Data extract ▸
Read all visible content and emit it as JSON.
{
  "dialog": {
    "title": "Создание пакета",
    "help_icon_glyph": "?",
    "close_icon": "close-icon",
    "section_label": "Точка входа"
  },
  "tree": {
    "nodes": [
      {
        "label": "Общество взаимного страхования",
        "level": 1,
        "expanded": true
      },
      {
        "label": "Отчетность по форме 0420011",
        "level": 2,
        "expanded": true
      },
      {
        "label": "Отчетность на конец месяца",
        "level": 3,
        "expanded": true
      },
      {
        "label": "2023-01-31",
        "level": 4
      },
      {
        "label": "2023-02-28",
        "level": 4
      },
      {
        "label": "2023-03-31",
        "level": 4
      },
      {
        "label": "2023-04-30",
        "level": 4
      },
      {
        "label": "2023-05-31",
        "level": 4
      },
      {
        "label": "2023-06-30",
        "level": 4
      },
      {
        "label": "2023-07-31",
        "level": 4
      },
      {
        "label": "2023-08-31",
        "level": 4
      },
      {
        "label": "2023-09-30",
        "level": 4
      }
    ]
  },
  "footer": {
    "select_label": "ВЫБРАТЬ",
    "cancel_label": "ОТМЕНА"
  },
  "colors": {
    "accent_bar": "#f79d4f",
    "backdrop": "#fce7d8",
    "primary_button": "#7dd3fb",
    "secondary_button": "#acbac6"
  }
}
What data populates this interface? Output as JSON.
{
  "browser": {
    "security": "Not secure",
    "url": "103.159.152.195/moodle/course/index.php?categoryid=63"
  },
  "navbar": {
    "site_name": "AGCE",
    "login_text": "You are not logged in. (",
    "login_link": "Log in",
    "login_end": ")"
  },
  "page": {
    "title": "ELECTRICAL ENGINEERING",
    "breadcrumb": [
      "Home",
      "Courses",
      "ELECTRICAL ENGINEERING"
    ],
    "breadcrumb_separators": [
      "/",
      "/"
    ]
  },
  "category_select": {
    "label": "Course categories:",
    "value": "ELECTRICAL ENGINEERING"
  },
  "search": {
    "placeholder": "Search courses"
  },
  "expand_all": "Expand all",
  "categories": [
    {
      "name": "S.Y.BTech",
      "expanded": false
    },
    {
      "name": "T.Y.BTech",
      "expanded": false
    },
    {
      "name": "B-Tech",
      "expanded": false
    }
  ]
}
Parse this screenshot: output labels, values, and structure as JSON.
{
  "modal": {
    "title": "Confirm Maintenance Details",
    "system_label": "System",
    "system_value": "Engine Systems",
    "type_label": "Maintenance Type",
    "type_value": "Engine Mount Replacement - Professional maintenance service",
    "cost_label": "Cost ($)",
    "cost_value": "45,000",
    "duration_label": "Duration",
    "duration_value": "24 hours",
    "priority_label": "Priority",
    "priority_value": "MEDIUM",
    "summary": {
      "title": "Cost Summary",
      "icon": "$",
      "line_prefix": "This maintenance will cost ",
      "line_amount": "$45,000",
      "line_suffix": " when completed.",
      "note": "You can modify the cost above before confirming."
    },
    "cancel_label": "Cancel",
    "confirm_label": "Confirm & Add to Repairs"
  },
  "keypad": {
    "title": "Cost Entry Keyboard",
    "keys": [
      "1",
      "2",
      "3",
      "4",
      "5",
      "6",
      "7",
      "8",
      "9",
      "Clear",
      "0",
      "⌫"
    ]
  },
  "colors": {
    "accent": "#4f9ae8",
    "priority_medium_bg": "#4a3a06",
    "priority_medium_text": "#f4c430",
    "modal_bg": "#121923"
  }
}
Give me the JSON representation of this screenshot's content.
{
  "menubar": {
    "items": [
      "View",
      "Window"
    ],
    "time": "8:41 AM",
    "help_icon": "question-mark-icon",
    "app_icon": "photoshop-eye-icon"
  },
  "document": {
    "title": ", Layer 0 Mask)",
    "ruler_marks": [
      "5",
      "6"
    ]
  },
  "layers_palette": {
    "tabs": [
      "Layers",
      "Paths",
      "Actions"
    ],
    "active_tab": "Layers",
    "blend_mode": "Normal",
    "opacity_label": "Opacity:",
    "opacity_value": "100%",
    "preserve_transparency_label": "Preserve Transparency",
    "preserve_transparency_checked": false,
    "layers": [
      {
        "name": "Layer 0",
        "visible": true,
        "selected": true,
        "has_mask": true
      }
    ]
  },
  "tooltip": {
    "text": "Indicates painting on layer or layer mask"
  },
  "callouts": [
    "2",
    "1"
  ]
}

Objective ▸ The whole listing above needs to be written out again exactly.

Answer to this task ▸
Read all visible content and emit it as JSON.
{
  "dialog": {
    "title": "Создание пакета",
    "help_icon_glyph": "?",
    "close_icon": "close-icon",
    "section_label": "Точка входа"
  },
  "tree": {
    "nodes": [
      {
        "label": "Общество взаимного страхования",
        "level": 1,
        "expanded": true
      },
      {
        "label": "Отчетность по форме 0420011",
        "level": 2,
        "expanded": true
      },
      {
        "label": "Отчетность на конец месяца",
        "level": 3,
        "expanded": true
      },
      {
        "label": "2023-01-31",
        "level": 4
      },
      {
        "label": "2023-02-28",
        "level": 4
      },
      {
        "label": "2023-03-31",
        "level": 4
      },
      {
        "label": "2023-04-30",
        "level": 4
      },
      {
        "label": "2023-05-31",
        "level": 4
      },
      {
        "label": "2023-06-30",
        "level": 4
      },
      {
        "label": "2023-07-31",
        "level": 4
      },
      {
        "label": "2023-08-31",
        "level": 4
      },
      {
        "label": "2023-09-30",
        "level": 4
      }
    ]
  },
  "footer": {
    "select_label": "ВЫБРАТЬ",
    "cancel_label": "ОТМЕНА"
  },
  "colors": {
    "accent_bar": "#f79d4f",
    "backdrop": "#fce7d8",
    "primary_button": "#7dd3fb",
    "secondary_button": "#acbac6"
  }
}
What data populates this interface? Output as JSON.
{
  "browser": {
    "security": "Not secure",
    "url": "103.159.152.195/moodle/course/index.php?categoryid=63"
  },
  "navbar": {
    "site_name": "AGCE",
    "login_text": "You are not logged in. (",
    "login_link": "Log in",
    "login_end": ")"
  },
  "page": {
    "title": "ELECTRICAL ENGINEERING",
    "breadcrumb": [
      "Home",
      "Courses",
      "ELECTRICAL ENGINEERING"
    ],
    "breadcrumb_separators": [
      "/",
      "/"
    ]
  },
  "category_select": {
    "label": "Course categories:",
    "value": "ELECTRICAL ENGINEERING"
  },
  "search": {
    "placeholder": "Search courses"
  },
  "expand_all": "Expand all",
  "categories": [
    {
      "name": "S.Y.BTech",
      "expanded": false
    },
    {
      "name": "T.Y.BTech",
      "expanded": false
    },
    {
      "name": "B-Tech",
      "expanded": false
    }
  ]
}
Parse this screenshot: output labels, values, and structure as JSON.
{
  "modal": {
    "title": "Confirm Maintenance Details",
    "system_label": "System",
    "system_value": "Engine Systems",
    "type_label": "Maintenance Type",
    "type_value": "Engine Mount Replacement - Professional maintenance service",
    "cost_label": "Cost ($)",
    "cost_value": "45,000",
    "duration_label": "Duration",
    "duration_value": "24 hours",
    "priority_label": "Priority",
    "priority_value": "MEDIUM",
    "summary": {
      "title": "Cost Summary",
      "icon": "$",
      "line_prefix": "This maintenance will cost ",
      "line_amount": "$45,000",
      "line_suffix": " when completed.",
      "note": "You can modify the cost above before confirming."
    },
    "cancel_label": "Cancel",
    "confirm_label": "Confirm & Add to Repairs"
  },
  "keypad": {
    "title": "Cost Entry Keyboard",
    "keys": [
      "1",
      "2",
      "3",
      "4",
      "5",
      "6",
      "7",
      "8",
      "9",
      "Clear",
      "0",
      "⌫"
    ]
  },
  "colors": {
    "accent": "#4f9ae8",
    "priority_medium_bg": "#4a3a06",
    "priority_medium_text": "#f4c430",
    "modal_bg": "#121923"
  }
}
Give me the JSON representation of this screenshot's content.
{
  "menubar": {
    "items": [
      "View",
      "Window"
    ],
    "time": "8:41 AM",
    "help_icon": "question-mark-icon",
    "app_icon": "photoshop-eye-icon"
  },
  "document": {
    "title": ", Layer 0 Mask)",
    "ruler_marks": [
      "5",
      "6"
    ]
  },
  "layers_palette": {
    "tabs": [
      "Layers",
      "Paths",
      "Actions"
    ],
    "active_tab": "Layers",
    "blend_mode": "Normal",
    "opacity_label": "Opacity:",
    "opacity_value": "100%",
    "preserve_transparency_label": "Preserve Transparency",
    "preserve_transparency_checked": false,
    "layers": [
      {
        "name": "Layer 0",
        "visible": true,
        "selected": true,
        "has_mask": true
      }
    ]
  },
  "tooltip": {
    "text": "Indicates painting on layer or layer mask"
  },
  "callouts": [
    "2",
    "1"
  ]
}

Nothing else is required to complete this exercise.